▶ _GIVEN PASSAGE_
## begin
Sunspots of May 2

Sunspot group AR4079

In my previous post, I discussed using a HyperStar lens to turn my 11-inch Schmidt-Cassegrain telescope into a Schmidt camera. And while it does a superb job at f/2 imaging, the real beauty of the HyperStar is that it can be removed again, restoring the SCT to its native f/10 focal length for purposes other than fast, wide-field astrophotography.

For example, I also enjoy white-light solar viewing and photography with my SCT. Although a large aperture for light-gathering purposes isn't required by the brilliant sun, the large aperture of an 11-inch SCT provides better resolution of fine details of sunspots compared to smaller scopes.

I bought the HyperStar and Celestron CPC-1100 from Starizona in 2007. At the time, the HyperStar was the only game in town for fast f/2 shooting through a telescope. Celestron developed their "Fastar" lens in the 1990s, but discontinued them for some reason in the early 2000s. Starizona's HyperStar is similar to the Fastar and it requires Fastar-compatible telescopes, which are still produced by Celestron. But recently, Celestron began producing their RASA (Rowe-Ackermann Schmidt Astrograph) telescopes that also offer f/2 focal ratios. 

RASA telescopes are like Schmidt cameras, where the secondary mirror is completely left out of the design and replaced with a camera (or film holder, in the case of the Schmidt cameras). So, the primary difference between a RASA and an SCT/HyperStar combo, is that the RASA is always and only an f/2 telescope. You can't replace its camera with a secondary mirror, which means you can't put an eyepiece in a RASA and do any visual observing with it. 

The RASA's advantage is its no fuss, no muss appeal. It still requires that you bring your own camera, but it's a snap to attach your camera to the RASA. You don't have to perform the scary operation of swapping out your precision secondary mirror with a lens. The RASA's lens has been installed for you at the factory, so you'll never have to.

If you can afford it, a good plan nowadays might be to buy a RASA for f/2 imaging, and then also buy a longer focal length telescope for looking through the eyepiece at the sun, moon, planets, and deep-sky objects. This removes any hesitancy about setting up your telescope for whichever type of observing/imaging you want to do. But if you don't mind swapping out the secondary mirror from time to time, the SCT/HyperStar combo gives you "one scope to rule them all." 

SCT with HyperStar (left) and full-aperture solar
 filter (right). You can't do this with a RASA!
## end
▶ _GIVEN RECORDS_
## begin
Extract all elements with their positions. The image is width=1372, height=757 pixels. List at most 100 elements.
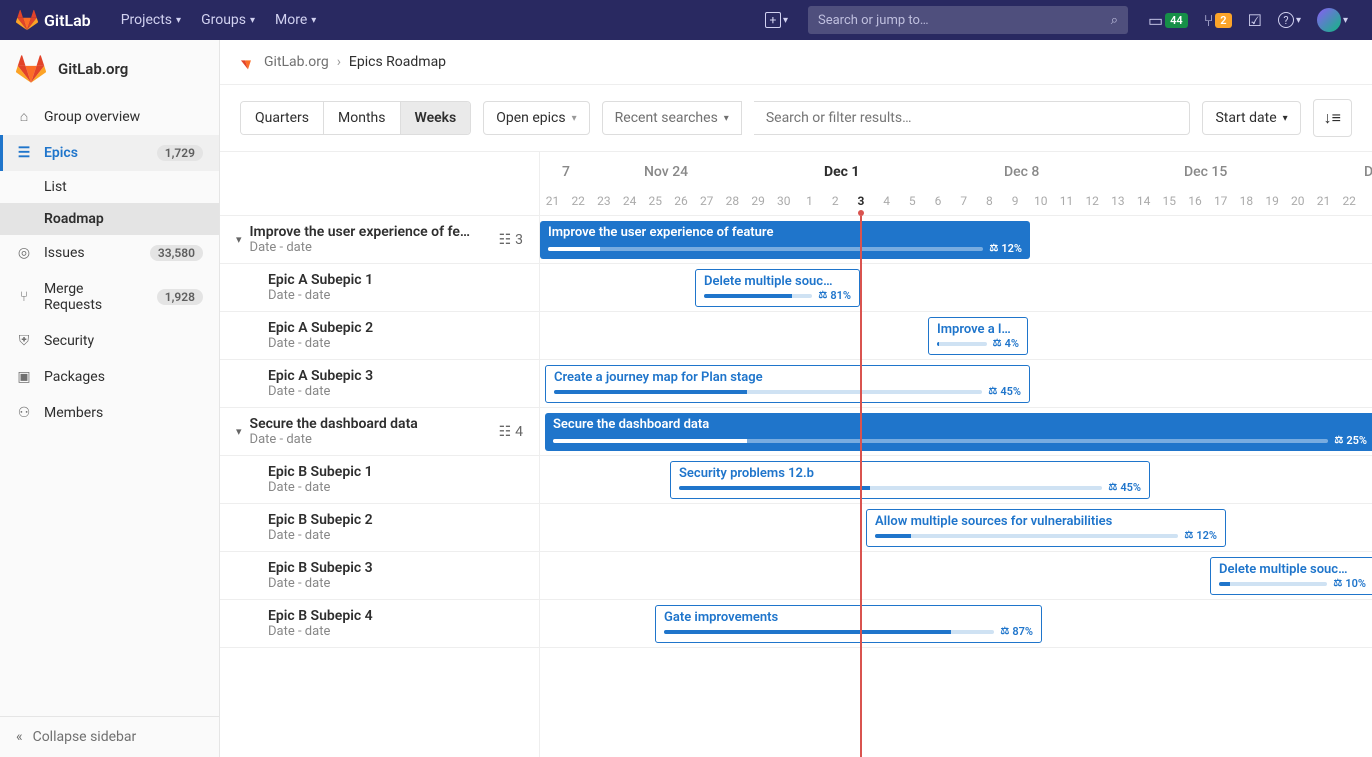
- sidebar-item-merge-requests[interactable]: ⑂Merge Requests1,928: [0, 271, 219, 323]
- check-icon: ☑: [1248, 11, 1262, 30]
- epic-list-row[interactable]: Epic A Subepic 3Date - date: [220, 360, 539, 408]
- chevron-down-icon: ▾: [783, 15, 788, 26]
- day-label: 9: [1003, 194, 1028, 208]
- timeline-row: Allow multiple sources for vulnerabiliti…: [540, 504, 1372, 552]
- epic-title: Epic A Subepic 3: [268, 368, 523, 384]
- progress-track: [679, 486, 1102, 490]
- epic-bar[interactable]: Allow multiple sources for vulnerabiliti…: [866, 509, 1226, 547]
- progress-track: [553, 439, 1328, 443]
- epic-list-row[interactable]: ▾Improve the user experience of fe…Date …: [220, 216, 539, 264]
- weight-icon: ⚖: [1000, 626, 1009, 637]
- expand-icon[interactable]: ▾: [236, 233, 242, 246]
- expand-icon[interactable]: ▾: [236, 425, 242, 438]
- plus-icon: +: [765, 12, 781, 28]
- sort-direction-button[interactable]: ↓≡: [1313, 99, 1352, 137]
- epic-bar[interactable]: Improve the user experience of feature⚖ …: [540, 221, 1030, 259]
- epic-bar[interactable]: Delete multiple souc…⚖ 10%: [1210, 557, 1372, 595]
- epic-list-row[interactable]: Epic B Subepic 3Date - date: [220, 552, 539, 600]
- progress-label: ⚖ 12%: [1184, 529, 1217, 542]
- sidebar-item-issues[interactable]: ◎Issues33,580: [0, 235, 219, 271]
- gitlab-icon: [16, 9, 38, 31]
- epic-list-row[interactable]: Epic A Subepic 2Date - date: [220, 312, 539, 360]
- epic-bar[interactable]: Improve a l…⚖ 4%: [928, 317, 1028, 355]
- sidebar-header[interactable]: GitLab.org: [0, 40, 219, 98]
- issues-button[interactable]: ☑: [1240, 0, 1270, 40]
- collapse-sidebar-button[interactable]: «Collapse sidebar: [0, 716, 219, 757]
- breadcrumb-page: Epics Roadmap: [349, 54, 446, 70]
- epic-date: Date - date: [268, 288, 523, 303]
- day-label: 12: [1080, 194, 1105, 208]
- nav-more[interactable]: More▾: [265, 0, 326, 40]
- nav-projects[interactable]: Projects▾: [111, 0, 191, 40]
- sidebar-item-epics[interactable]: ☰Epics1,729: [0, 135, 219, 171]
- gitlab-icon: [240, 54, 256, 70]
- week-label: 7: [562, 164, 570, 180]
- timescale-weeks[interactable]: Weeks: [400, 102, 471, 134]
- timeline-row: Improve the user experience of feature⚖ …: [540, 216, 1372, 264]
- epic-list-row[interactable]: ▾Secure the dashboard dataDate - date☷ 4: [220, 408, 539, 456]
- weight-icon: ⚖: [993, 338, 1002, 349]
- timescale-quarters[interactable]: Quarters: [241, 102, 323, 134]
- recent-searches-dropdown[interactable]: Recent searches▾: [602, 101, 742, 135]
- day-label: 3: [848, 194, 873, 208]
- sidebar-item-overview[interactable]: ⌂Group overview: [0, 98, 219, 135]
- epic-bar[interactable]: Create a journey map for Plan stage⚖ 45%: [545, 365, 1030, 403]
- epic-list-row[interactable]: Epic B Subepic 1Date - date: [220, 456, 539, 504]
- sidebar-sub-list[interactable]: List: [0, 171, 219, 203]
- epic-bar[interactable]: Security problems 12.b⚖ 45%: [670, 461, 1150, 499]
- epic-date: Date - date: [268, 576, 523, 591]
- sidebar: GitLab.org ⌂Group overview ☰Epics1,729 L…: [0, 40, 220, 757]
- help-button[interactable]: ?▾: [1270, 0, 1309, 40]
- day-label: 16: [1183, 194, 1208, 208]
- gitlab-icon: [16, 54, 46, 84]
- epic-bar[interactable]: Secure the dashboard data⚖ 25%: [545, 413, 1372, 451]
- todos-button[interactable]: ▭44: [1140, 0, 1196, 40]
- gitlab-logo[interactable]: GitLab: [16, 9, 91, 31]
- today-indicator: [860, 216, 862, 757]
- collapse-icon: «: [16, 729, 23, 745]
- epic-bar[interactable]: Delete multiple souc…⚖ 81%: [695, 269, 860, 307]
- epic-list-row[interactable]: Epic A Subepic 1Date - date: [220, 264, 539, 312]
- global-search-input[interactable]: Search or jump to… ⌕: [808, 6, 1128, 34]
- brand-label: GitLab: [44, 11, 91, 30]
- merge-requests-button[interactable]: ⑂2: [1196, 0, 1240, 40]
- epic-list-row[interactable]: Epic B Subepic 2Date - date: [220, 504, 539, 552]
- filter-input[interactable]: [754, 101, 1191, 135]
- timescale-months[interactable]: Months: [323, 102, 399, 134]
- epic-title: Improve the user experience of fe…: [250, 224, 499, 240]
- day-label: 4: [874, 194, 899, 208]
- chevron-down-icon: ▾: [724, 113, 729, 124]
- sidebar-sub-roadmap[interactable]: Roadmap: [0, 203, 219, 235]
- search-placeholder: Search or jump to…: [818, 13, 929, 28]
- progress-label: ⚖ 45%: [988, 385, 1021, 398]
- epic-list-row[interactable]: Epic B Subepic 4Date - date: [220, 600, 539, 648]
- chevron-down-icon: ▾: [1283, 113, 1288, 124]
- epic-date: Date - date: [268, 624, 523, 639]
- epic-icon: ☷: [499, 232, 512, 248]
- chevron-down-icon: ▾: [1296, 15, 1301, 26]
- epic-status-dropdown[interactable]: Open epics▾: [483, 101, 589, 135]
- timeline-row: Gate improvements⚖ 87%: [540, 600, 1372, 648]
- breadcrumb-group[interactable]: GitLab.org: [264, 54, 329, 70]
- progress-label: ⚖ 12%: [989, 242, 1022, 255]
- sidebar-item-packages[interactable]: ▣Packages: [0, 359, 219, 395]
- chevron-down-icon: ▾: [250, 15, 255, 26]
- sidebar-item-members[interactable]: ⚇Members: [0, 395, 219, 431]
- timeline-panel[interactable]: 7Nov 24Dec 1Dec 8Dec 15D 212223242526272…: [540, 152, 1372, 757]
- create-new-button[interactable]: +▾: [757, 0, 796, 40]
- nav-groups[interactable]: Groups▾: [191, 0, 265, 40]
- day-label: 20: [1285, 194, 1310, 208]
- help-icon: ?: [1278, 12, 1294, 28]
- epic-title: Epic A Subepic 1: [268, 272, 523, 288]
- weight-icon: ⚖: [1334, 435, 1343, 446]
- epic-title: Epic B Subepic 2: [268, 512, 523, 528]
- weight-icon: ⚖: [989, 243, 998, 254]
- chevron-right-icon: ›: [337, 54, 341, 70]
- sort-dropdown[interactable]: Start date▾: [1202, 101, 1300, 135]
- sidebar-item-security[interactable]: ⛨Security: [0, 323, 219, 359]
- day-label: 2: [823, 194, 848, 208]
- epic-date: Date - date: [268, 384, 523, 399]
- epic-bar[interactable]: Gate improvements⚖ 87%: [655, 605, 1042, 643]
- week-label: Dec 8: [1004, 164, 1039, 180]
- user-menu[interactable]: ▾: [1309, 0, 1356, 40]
## end
## begin
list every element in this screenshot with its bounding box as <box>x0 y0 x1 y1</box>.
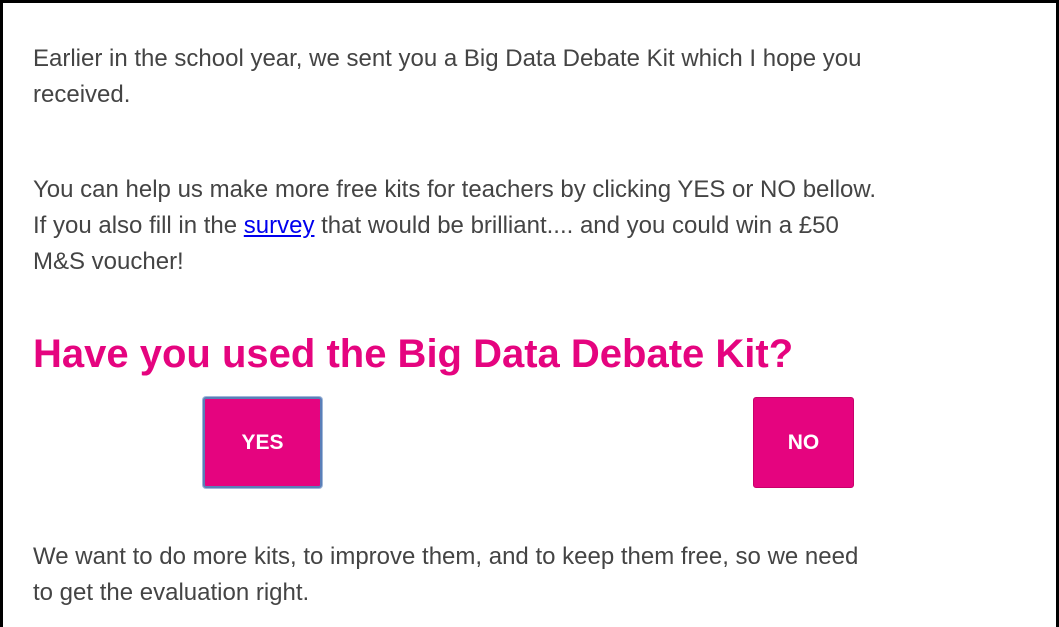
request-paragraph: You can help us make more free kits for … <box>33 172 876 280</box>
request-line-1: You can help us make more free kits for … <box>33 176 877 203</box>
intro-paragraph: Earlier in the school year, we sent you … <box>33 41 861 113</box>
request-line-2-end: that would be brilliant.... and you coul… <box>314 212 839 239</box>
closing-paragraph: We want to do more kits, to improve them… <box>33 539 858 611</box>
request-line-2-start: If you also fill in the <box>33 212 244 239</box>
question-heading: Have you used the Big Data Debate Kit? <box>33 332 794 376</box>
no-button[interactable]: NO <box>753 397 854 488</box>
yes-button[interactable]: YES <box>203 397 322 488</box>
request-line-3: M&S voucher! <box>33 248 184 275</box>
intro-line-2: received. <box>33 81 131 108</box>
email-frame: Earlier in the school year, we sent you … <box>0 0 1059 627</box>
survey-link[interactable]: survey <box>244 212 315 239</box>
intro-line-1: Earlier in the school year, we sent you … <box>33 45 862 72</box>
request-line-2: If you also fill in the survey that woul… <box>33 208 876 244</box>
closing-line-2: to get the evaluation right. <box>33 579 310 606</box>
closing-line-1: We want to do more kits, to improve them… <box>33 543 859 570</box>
## end
## begin
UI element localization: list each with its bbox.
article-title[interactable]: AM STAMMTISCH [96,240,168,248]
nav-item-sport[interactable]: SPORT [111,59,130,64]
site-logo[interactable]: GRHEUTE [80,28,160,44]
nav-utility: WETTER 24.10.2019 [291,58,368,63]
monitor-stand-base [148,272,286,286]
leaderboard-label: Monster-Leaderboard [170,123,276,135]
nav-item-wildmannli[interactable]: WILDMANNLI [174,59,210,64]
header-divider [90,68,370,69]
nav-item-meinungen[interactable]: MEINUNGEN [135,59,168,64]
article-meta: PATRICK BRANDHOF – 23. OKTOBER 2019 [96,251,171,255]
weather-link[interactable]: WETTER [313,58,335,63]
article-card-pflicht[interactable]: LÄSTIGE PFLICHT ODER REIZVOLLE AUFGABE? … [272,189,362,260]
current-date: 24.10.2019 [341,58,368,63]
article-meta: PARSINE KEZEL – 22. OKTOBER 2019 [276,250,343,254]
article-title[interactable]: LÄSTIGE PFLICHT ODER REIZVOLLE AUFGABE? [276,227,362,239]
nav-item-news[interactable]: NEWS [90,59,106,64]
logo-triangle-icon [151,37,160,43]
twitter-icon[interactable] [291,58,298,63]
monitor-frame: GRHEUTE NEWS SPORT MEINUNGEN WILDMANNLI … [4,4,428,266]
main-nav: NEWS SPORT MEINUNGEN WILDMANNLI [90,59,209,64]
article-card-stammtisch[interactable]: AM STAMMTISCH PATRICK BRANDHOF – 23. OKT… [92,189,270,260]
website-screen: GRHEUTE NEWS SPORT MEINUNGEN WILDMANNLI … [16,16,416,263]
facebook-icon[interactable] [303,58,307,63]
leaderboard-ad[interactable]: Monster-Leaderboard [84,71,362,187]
## end
▶ _PROBLEMS TO SOLVE_
(A) In the records, begin at the line that has "request-paragraph: You can" and stop after the line that has "request-line-2-start: If you". Give those lines again with "kits" replaced by "packs" and nothing else changed.
(B) Write the next part of the post about the HyperStar lens and RASA telescopes, picking up after its last sentence.

▶ _FINAL ANSWERS_
(A)
request-paragraph: You can help us make more free packs for … <box>33 172 876 280</box>
request-line-1: You can help us make more free packs for … <box>33 176 877 203</box>
intro-paragraph: Earlier in the school year, we sent you … <box>33 41 861 113</box>
request-line-2-end: that would be brilliant.... and you coul… <box>314 212 839 239</box>
closing-paragraph: We want to do more packs, to improve them… <box>33 539 858 611</box>
request-line-2-start: If you also fill in the <box>33 212 244 239</box>

(B)
I have to admit that I don't remove the HyperStar as often as I used to. The older I get, the less inclined I am to make changes to my setup. I don't want to break from my routine. I hunt for supernovae nightly with the HyperStar. So, when a nice sunspot group appears on the sun, like the large AR4079 ("AR" for "active region") group in my photo above, I debate with myself for a longer period now, as to whether or not I want to trouble myself with (**Sigh**) removing the HyperStar and camera, putting the secondary mirror back in, putting the solar filter on, attaching the f/6.3 focal reducer and my DSLR camera, and then sitting out there in the hot sun, using a black T-shirt as a hood over the camera to help me see the solar image better in the camera's LCD viewer, for however long it takes to get the camera focused. And, of course, afterward, I'll need to get the HyperStar and camera back on there for tonight's supernova hunting. So it's double the work, all told.

Does it really sound all that exhausting? It didn't seem exhausting to me 15 years ago. In practice, it takes all of about an hour to make all those changes, roll out the scope, grab some images until I get one that's sharp enough, and put the scope away again. No exaggeration there. Literally, no more than an hour to do all that. 

After getting the scope back inside, it needs to cool off for a while before I put the HyperStar and camera on it again. I usually wait until I set up that evening for supernova hunting, to take off the secondary and install the HyperStar. Then there's the plugging in and securing of the camera cables. When twilight falls and I get the 3-star alignment done, I'll collimate the HyperStar. But the completion of the changeover adds only a couple of minutes to my setup time. 

Still, the process of changeover from HyperStar to solar filter and back causes me to think long and hard about it, before I decide to go out at mid-day and shoot the sun.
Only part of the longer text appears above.